:: Provided records

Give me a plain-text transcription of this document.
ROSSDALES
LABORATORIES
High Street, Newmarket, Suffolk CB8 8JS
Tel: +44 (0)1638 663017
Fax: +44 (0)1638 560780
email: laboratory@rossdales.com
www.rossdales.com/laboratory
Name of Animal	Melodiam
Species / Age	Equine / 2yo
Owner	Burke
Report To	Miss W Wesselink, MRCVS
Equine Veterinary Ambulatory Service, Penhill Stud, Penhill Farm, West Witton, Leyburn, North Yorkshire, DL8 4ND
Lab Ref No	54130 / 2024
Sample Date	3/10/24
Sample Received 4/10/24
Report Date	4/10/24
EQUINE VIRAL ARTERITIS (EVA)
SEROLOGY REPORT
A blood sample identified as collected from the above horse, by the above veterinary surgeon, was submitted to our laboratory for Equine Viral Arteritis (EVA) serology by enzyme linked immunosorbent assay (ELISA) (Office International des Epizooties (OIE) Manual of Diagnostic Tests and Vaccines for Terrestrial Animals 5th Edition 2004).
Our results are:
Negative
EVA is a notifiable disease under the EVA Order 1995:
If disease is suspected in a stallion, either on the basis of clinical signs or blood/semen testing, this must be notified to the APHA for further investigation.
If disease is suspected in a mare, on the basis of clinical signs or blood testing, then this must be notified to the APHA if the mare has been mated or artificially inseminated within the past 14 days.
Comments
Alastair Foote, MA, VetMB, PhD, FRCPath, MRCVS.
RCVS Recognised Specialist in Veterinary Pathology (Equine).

::::

__What is expected__. Among the lines above, find each one containing the string "MRCVS" and copy it.

__Exercise answer__.
Report To	Miss W Wesselink, MRCVS
Alastair Foote, MA, VetMB, PhD, FRCPath, MRCVS.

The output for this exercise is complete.